## PROBLEM STATEMENT
Reproduce each line exactly.

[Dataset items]
┌────────

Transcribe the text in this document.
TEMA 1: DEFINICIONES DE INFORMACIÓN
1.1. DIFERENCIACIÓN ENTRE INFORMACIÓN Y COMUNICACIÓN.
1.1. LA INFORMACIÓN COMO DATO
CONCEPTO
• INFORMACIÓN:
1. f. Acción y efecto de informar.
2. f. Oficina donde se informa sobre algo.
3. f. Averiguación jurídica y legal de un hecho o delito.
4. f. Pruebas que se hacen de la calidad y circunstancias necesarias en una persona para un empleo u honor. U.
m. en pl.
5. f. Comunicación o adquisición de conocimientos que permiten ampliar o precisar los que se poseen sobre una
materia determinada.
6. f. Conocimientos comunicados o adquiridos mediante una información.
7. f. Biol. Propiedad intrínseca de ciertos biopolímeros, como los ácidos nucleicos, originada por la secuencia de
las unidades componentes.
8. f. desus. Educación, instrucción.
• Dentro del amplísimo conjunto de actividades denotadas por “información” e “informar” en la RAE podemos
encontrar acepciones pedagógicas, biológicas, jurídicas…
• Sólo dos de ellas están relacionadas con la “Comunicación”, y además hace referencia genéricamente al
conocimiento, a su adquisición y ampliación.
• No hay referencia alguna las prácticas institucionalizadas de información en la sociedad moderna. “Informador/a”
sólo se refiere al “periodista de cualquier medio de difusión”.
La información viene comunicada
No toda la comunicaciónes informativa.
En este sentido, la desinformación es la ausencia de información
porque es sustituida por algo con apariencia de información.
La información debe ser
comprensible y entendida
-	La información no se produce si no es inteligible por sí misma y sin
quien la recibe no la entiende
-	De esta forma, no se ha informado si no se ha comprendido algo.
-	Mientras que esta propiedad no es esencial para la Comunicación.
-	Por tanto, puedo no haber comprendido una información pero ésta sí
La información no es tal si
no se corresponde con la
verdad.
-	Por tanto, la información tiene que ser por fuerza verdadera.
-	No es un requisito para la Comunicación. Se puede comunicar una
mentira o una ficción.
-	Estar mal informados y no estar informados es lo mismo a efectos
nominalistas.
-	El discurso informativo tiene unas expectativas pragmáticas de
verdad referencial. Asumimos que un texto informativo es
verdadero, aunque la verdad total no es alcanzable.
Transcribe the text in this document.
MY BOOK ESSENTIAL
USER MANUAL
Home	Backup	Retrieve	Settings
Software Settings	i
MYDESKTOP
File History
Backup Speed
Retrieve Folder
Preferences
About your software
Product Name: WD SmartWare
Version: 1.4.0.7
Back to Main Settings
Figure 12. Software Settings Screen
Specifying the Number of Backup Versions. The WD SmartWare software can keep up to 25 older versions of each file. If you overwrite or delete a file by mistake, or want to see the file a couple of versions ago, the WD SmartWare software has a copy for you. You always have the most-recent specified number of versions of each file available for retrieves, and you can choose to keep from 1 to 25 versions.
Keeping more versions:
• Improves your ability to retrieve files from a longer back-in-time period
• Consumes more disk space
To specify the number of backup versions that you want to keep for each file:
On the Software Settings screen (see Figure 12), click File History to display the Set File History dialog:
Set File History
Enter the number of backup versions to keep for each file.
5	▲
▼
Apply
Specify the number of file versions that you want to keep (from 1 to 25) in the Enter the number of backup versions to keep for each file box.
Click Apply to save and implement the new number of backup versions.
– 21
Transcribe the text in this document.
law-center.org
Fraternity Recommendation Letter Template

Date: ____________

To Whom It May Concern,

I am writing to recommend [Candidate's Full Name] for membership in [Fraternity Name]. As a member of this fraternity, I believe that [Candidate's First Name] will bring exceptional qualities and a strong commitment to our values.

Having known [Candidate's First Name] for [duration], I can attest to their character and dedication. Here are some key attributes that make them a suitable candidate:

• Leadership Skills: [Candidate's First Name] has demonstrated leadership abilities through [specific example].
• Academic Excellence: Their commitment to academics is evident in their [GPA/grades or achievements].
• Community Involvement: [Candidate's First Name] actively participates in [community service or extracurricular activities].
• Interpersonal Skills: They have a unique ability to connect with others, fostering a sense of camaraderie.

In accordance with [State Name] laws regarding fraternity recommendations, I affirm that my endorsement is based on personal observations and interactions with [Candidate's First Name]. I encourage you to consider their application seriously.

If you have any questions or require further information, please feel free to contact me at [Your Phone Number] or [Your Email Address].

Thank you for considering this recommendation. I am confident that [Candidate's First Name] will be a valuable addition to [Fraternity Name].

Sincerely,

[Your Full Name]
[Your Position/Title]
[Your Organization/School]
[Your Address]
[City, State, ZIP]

└────────

## CORRECT RESULT
Transcribe the text in this document.
TEMA 1: DEFINICIONES DE INFORMACIÓN
1.1. DIFERENCIACIÓN ENTRE INFORMACIÓN Y COMUNICACIÓN.
1.1. LA INFORMACIÓN COMO DATO
CONCEPTO
• INFORMACIÓN:
1. f. Acción y efecto de informar.
2. f. Oficina donde se informa sobre algo.
3. f. Averiguación jurídica y legal de un hecho o delito.
4. f. Pruebas que se hacen de la calidad y circunstancias necesarias en una persona para un empleo u honor. U.
m. en pl.
5. f. Comunicación o adquisición de conocimientos que permiten ampliar o precisar los que se poseen sobre una
materia determinada.
6. f. Conocimientos comunicados o adquiridos mediante una información.
7. f. Biol. Propiedad intrínseca de ciertos biopolímeros, como los ácidos nucleicos, originada por la secuencia de
las unidades componentes.
8. f. desus. Educación, instrucción.
• Dentro del amplísimo conjunto de actividades denotadas por “información” e “informar” en la RAE podemos
encontrar acepciones pedagógicas, biológicas, jurídicas…
• Sólo dos de ellas están relacionadas con la “Comunicación”, y además hace referencia genéricamente al
conocimiento, a su adquisición y ampliación.
• No hay referencia alguna las prácticas institucionalizadas de información en la sociedad moderna. “Informador/a”
sólo se refiere al “periodista de cualquier medio de difusión”.
La información viene comunicada
No toda la comunicaciónes informativa.
En este sentido, la desinformación es la ausencia de información
porque es sustituida por algo con apariencia de información.
La información debe ser
comprensible y entendida
-	La información no se produce si no es inteligible por sí misma y sin
quien la recibe no la entiende
-	De esta forma, no se ha informado si no se ha comprendido algo.
-	Mientras que esta propiedad no es esencial para la Comunicación.
-	Por tanto, puedo no haber comprendido una información pero ésta sí
La información no es tal si
no se corresponde con la
verdad.
-	Por tanto, la información tiene que ser por fuerza verdadera.
-	No es un requisito para la Comunicación. Se puede comunicar una
mentira o una ficción.
-	Estar mal informados y no estar informados es lo mismo a efectos
nominalistas.
-	El discurso informativo tiene unas expectativas pragmáticas de
verdad referencial. Asumimos que un texto informativo es
verdadero, aunque la verdad total no es alcanzable.
Transcribe the text in this document.
MY BOOK ESSENTIAL
USER MANUAL
Home	Backup	Retrieve	Settings
Software Settings	i
MYDESKTOP
File History
Backup Speed
Retrieve Folder
Preferences
About your software
Product Name: WD SmartWare
Version: 1.4.0.7
Back to Main Settings
Figure 12. Software Settings Screen
Specifying the Number of Backup Versions. The WD SmartWare software can keep up to 25 older versions of each file. If you overwrite or delete a file by mistake, or want to see the file a couple of versions ago, the WD SmartWare software has a copy for you. You always have the most-recent specified number of versions of each file available for retrieves, and you can choose to keep from 1 to 25 versions.
Keeping more versions:
• Improves your ability to retrieve files from a longer back-in-time period
• Consumes more disk space
To specify the number of backup versions that you want to keep for each file:
On the Software Settings screen (see Figure 12), click File History to display the Set File History dialog:
Set File History
Enter the number of backup versions to keep for each file.
5	▲
▼
Apply
Specify the number of file versions that you want to keep (from 1 to 25) in the Enter the number of backup versions to keep for each file box.
Click Apply to save and implement the new number of backup versions.
– 21
Transcribe the text in this document.
law-center.org
Fraternity Recommendation Letter Template

Date: ____________

To Whom It May Concern,

I am writing to recommend [Candidate's Full Name] for membership in [Fraternity Name]. As a member of this fraternity, I believe that [Candidate's First Name] will bring exceptional qualities and a strong commitment to our values.

Having known [Candidate's First Name] for [duration], I can attest to their character and dedication. Here are some key attributes that make them a suitable candidate:

• Leadership Skills: [Candidate's First Name] has demonstrated leadership abilities through [specific example].
• Academic Excellence: Their commitment to academics is evident in their [GPA/grades or achievements].
• Community Involvement: [Candidate's First Name] actively participates in [community service or extracurricular activities].
• Interpersonal Skills: They have a unique ability to connect with others, fostering a sense of camaraderie.

In accordance with [State Name] laws regarding fraternity recommendations, I affirm that my endorsement is based on personal observations and interactions with [Candidate's First Name]. I encourage you to consider their application seriously.

If you have any questions or require further information, please feel free to contact me at [Your Phone Number] or [Your Email Address].

Thank you for considering this recommendation. I am confident that [Candidate's First Name] will be a valuable addition to [Fraternity Name].

Sincerely,

[Your Full Name]
[Your Position/Title]
[Your Organization/School]
[Your Address]
[City, State, ZIP]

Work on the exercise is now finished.